CONSIGNE 1:
Recopiez tout le passage de l'extrait sur Elie Kakou, depuis « Un anniversaire qui » jusqu'à « de l’humour français. ».
CONSIGNE 2:
Dans l'extrait sur Elie Kakou, relevez tous les personnages que le texte cite dans sa galerie.

EXTRAIT CHOISI:
▼▼▼

Un anniversaire qui ranime le souvenir
Ce 12 janvier 2026, Elie Kakou aurait eu 65 ans. Trente-deux ans après ses débuts remarqués et vingt-sept ans après sa disparition, la date ravive le souvenir d’un humoriste fulgurant, devenu culte grâce à des personnages hauts en couleur. Né Alain Kakou à Nabeul, en Tunisie, et élevé à Marseille, il s’impose au début des années 1990 comme une figure incontournable de l’humour français.
Sur scène, à la télévision et dans des Zéniths pleins à craquer, il construit une galerie de personnages immédiatement reconnaissables : l’attaché de presse surexcité, le professeur dépassé, et surtout Madame Sarfati, inspirée de sa grand‑mère maternelle. Cette caricature tendre et explosive de la mère juive tunisienne deviendra son emblème, et son humour, populaire et fédérateur, marquera toute une génération.

▲▲▲

ENREGISTREMENTS:
▼▼▼

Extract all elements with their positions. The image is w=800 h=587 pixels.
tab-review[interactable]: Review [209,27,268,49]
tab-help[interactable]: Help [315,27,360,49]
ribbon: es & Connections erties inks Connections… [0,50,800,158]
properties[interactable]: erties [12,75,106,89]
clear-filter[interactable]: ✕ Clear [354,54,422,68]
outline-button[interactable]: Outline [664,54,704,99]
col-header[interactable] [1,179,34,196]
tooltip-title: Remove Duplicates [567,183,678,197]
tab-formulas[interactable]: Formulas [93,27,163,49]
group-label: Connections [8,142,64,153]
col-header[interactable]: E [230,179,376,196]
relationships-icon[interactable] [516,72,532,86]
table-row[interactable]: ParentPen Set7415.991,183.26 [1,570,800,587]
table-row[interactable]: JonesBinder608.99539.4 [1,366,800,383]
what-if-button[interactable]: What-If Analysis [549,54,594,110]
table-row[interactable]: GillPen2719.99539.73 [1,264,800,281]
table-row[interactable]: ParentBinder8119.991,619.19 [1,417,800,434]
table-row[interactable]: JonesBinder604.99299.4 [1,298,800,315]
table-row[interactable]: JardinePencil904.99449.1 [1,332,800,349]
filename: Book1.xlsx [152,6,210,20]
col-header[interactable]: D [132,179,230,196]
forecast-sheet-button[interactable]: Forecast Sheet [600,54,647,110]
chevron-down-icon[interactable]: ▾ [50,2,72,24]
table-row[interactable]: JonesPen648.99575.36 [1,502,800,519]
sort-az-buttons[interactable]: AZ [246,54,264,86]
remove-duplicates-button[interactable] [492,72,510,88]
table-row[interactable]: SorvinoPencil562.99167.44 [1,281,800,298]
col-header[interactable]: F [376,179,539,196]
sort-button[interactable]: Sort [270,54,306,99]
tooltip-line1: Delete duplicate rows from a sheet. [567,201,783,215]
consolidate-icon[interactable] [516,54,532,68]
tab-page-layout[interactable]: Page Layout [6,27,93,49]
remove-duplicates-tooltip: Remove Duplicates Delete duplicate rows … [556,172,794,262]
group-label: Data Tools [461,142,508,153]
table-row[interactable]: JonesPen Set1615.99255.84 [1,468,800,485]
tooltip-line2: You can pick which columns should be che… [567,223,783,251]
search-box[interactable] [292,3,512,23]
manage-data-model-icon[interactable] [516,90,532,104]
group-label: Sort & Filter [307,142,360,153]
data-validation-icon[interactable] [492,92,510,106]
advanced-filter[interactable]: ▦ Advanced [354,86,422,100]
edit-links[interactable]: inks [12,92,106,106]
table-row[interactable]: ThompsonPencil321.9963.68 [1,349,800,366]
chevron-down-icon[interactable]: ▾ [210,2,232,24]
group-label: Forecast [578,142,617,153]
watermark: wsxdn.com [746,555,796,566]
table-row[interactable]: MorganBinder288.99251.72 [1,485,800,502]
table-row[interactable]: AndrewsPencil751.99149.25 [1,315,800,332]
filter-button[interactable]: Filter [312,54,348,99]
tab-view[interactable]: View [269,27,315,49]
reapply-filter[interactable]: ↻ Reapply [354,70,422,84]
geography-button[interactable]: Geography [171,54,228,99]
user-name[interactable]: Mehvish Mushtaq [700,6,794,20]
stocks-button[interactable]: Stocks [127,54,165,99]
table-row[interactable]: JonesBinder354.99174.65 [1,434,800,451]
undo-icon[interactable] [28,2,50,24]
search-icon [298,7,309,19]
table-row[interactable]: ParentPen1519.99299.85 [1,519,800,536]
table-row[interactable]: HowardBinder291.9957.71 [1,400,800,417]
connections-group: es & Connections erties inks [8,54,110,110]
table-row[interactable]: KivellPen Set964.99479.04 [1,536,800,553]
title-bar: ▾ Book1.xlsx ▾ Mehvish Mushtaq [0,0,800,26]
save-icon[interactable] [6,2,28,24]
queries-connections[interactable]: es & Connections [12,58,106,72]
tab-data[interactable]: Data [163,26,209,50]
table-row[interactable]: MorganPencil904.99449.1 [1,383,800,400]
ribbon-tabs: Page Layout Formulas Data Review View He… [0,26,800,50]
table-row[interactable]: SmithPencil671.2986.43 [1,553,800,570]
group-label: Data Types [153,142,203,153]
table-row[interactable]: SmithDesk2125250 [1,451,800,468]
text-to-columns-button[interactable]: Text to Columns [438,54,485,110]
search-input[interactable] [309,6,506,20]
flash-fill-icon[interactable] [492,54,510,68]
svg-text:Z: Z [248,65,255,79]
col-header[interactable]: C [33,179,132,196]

▲▲▲

ZONE DE RÉPONSE 1:
Un anniversaire qui ranime le souvenir
Ce 12 janvier 2026, Elie Kakou aurait eu 65 ans. Trente-deux ans après ses débuts remarqués et vingt-sept ans après sa disparition, la date ravive le souvenir d’un humoriste fulgurant, devenu culte grâce à des personnages hauts en couleur. Né Alain Kakou à Nabeul, en Tunisie, et élevé à Marseille, il s’impose au début des années 1990 comme une figure incontournable de l’humour français.

ZONE DE RÉPONSE 2:
- l'attaché de presse surexcité
- le professeur dépassé
- Madame Sarfati